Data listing
++++++
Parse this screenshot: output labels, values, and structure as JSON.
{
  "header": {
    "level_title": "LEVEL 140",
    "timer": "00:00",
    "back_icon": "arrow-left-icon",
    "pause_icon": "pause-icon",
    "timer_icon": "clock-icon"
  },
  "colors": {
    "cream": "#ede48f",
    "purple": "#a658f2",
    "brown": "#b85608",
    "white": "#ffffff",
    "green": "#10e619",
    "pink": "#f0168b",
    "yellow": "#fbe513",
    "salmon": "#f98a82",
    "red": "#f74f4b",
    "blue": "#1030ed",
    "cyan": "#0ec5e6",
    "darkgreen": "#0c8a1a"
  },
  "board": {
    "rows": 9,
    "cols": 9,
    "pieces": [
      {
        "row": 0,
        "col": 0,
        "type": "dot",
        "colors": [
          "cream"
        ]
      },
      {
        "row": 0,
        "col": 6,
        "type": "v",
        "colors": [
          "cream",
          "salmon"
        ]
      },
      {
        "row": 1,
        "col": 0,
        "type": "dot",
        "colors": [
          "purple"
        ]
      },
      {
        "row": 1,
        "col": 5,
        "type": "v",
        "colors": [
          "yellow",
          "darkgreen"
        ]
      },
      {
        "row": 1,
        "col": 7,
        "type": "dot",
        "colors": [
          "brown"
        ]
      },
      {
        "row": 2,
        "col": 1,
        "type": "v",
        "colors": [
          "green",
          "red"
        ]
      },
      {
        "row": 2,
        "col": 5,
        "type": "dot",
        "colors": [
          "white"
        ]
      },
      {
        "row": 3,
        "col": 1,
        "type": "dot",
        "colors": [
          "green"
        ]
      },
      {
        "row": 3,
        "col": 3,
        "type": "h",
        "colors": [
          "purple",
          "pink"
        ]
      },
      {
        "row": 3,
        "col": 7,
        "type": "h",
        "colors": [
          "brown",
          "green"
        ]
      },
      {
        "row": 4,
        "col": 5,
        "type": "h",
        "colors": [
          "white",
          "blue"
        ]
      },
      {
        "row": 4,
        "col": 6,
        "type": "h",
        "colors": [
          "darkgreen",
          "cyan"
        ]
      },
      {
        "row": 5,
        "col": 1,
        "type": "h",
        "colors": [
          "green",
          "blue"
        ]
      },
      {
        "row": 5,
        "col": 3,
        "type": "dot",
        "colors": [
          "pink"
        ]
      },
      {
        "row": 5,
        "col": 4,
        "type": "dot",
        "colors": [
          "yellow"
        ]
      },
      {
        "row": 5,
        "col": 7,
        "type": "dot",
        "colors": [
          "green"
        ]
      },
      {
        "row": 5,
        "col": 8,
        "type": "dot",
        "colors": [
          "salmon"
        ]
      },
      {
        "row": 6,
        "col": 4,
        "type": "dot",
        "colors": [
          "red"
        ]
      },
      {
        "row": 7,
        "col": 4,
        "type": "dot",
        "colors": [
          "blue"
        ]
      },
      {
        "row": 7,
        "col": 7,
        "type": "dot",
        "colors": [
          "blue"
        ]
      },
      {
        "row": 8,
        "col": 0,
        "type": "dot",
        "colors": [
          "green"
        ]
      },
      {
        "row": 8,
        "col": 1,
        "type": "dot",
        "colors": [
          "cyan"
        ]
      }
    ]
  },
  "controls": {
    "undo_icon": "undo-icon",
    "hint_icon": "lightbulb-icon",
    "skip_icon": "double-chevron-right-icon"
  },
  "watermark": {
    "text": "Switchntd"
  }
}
++++++
**EXERCISE TASK:** Copy every line in the entries above that has the string "darkgreen" in it.

**SOLUTION TO THIS TASK:**
    "darkgreen": "#0c8a1a"
          "darkgreen"
          "darkgreen",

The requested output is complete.